Stated problem
Skip every line before the one containing "Extract all readable text from this page.", then copy that line and the rest of the entries below exactly, through the last line.

A run of records
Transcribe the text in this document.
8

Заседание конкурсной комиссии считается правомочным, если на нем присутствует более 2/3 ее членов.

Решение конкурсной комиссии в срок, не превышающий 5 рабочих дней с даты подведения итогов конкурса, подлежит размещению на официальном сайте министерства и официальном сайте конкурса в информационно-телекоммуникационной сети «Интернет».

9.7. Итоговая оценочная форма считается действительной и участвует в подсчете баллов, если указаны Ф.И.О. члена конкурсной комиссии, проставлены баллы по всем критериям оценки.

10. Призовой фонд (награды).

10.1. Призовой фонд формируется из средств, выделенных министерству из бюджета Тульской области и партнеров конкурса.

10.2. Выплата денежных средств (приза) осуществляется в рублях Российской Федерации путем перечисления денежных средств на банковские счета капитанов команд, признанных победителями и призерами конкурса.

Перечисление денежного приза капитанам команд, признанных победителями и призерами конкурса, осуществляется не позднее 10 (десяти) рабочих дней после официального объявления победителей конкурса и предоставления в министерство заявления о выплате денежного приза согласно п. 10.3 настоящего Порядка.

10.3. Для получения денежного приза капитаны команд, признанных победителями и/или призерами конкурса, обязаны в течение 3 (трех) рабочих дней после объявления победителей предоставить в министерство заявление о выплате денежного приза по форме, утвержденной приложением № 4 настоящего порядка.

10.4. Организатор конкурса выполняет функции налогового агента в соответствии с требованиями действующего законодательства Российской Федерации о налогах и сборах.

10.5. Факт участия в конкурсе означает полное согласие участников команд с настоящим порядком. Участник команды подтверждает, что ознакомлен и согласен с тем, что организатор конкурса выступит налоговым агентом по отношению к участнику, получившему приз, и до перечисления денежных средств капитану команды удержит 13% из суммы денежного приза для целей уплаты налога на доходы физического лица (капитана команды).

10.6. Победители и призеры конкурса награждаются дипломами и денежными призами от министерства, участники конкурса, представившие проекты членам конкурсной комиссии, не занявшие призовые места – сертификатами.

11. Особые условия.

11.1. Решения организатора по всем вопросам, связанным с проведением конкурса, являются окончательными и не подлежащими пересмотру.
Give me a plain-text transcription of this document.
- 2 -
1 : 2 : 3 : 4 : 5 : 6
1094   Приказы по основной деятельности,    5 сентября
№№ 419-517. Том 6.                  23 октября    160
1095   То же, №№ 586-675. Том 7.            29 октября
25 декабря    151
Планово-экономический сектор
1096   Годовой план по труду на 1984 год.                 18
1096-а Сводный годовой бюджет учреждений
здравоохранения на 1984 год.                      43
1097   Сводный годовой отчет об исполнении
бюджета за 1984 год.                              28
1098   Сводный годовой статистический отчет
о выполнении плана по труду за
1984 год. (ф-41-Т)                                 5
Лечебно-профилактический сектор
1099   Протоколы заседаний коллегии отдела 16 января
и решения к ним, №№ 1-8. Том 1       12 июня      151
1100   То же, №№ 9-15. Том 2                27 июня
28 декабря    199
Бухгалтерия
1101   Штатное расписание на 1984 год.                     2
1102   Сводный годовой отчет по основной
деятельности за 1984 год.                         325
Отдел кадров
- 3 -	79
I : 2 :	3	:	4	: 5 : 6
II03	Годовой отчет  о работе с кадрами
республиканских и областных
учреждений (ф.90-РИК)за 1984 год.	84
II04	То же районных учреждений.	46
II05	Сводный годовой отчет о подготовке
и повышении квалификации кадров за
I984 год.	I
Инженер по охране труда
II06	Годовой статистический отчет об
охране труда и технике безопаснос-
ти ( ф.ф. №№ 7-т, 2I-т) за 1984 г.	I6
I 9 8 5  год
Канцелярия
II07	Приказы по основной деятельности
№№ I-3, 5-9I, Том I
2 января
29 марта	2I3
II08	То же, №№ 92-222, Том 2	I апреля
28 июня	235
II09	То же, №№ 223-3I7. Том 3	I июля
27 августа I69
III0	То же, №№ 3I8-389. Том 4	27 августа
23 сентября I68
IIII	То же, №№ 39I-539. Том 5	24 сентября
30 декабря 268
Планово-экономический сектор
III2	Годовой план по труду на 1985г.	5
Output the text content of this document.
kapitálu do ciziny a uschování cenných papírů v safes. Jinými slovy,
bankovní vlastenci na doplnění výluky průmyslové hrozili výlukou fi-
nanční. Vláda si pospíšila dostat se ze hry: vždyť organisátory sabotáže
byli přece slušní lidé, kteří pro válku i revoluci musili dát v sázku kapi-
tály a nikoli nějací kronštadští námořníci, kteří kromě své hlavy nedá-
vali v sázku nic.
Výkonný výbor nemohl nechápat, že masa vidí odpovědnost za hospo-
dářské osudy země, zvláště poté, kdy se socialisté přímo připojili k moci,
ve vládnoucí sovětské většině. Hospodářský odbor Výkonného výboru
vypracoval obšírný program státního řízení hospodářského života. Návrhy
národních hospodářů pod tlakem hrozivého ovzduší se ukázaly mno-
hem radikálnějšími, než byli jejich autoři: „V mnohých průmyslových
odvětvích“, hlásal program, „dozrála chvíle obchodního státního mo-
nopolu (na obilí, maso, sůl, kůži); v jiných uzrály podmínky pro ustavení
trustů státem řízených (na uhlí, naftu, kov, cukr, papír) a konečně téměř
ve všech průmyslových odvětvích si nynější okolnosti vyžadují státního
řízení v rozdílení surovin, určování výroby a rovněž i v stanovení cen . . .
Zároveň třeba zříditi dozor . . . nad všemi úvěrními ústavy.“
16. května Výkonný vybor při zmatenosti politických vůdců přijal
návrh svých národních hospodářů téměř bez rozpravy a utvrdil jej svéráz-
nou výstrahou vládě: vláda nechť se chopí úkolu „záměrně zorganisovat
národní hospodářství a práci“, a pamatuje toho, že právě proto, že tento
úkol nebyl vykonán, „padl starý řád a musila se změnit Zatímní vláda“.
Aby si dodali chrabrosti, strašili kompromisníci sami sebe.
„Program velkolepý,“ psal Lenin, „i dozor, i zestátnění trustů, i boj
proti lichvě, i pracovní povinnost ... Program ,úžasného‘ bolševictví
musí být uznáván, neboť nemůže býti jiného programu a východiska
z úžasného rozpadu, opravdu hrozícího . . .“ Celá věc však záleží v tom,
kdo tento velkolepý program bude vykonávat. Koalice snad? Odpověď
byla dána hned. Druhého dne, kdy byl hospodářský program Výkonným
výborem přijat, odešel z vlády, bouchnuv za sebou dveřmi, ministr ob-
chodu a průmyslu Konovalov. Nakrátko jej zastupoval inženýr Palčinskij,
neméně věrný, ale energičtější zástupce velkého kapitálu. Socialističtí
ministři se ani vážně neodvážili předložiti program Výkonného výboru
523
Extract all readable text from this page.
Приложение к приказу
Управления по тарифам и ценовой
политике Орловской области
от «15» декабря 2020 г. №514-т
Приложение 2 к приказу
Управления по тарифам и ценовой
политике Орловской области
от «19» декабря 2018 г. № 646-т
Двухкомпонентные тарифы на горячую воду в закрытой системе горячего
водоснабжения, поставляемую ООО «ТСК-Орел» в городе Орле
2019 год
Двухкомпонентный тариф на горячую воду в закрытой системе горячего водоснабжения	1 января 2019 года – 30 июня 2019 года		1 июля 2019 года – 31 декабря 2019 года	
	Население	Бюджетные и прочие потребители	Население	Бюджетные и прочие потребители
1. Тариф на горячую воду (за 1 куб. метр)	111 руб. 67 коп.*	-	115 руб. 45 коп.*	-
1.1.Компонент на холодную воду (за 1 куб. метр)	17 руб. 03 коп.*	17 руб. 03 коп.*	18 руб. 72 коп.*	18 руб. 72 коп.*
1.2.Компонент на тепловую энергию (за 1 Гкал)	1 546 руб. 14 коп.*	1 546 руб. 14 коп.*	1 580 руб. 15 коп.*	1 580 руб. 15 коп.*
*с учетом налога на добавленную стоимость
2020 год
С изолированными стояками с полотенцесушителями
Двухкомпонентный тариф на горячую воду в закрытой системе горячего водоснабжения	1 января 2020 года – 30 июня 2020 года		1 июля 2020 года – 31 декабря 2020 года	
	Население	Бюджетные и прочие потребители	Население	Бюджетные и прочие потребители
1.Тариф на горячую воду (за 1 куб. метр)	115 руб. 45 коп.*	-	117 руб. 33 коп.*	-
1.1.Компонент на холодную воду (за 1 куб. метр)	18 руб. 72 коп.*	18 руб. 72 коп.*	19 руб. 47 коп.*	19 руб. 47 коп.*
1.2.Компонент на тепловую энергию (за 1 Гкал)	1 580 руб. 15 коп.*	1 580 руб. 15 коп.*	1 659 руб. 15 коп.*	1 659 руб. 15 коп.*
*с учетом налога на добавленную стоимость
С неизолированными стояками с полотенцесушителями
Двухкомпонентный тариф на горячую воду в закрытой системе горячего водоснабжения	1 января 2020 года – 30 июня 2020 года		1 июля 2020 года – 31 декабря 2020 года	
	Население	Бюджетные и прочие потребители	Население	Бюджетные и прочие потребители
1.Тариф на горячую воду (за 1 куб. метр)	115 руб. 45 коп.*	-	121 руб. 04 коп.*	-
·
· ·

Response to the task
Extract all readable text from this page.
Приложение к приказу
Управления по тарифам и ценовой
политике Орловской области
от «15» декабря 2020 г. №514-т
Приложение 2 к приказу
Управления по тарифам и ценовой
политике Орловской области
от «19» декабря 2018 г. № 646-т
Двухкомпонентные тарифы на горячую воду в закрытой системе горячего
водоснабжения, поставляемую ООО «ТСК-Орел» в городе Орле
2019 год
Двухкомпонентный тариф на горячую воду в закрытой системе горячего водоснабжения	1 января 2019 года – 30 июня 2019 года		1 июля 2019 года – 31 декабря 2019 года	
	Население	Бюджетные и прочие потребители	Население	Бюджетные и прочие потребители
1. Тариф на горячую воду (за 1 куб. метр)	111 руб. 67 коп.*	-	115 руб. 45 коп.*	-
1.1.Компонент на холодную воду (за 1 куб. метр)	17 руб. 03 коп.*	17 руб. 03 коп.*	18 руб. 72 коп.*	18 руб. 72 коп.*
1.2.Компонент на тепловую энергию (за 1 Гкал)	1 546 руб. 14 коп.*	1 546 руб. 14 коп.*	1 580 руб. 15 коп.*	1 580 руб. 15 коп.*
*с учетом налога на добавленную стоимость
2020 год
С изолированными стояками с полотенцесушителями
Двухкомпонентный тариф на горячую воду в закрытой системе горячего водоснабжения	1 января 2020 года – 30 июня 2020 года		1 июля 2020 года – 31 декабря 2020 года	
	Население	Бюджетные и прочие потребители	Население	Бюджетные и прочие потребители
1.Тариф на горячую воду (за 1 куб. метр)	115 руб. 45 коп.*	-	117 руб. 33 коп.*	-
1.1.Компонент на холодную воду (за 1 куб. метр)	18 руб. 72 коп.*	18 руб. 72 коп.*	19 руб. 47 коп.*	19 руб. 47 коп.*
1.2.Компонент на тепловую энергию (за 1 Гкал)	1 580 руб. 15 коп.*	1 580 руб. 15 коп.*	1 659 руб. 15 коп.*	1 659 руб. 15 коп.*
*с учетом налога на добавленную стоимость
С неизолированными стояками с полотенцесушителями
Двухкомпонентный тариф на горячую воду в закрытой системе горячего водоснабжения	1 января 2020 года – 30 июня 2020 года		1 июля 2020 года – 31 декабря 2020 года	
	Население	Бюджетные и прочие потребители	Население	Бюджетные и прочие потребители
1.Тариф на горячую воду (за 1 куб. метр)	115 руб. 45 коп.*	-	121 руб. 04 коп.*	-
·
· ·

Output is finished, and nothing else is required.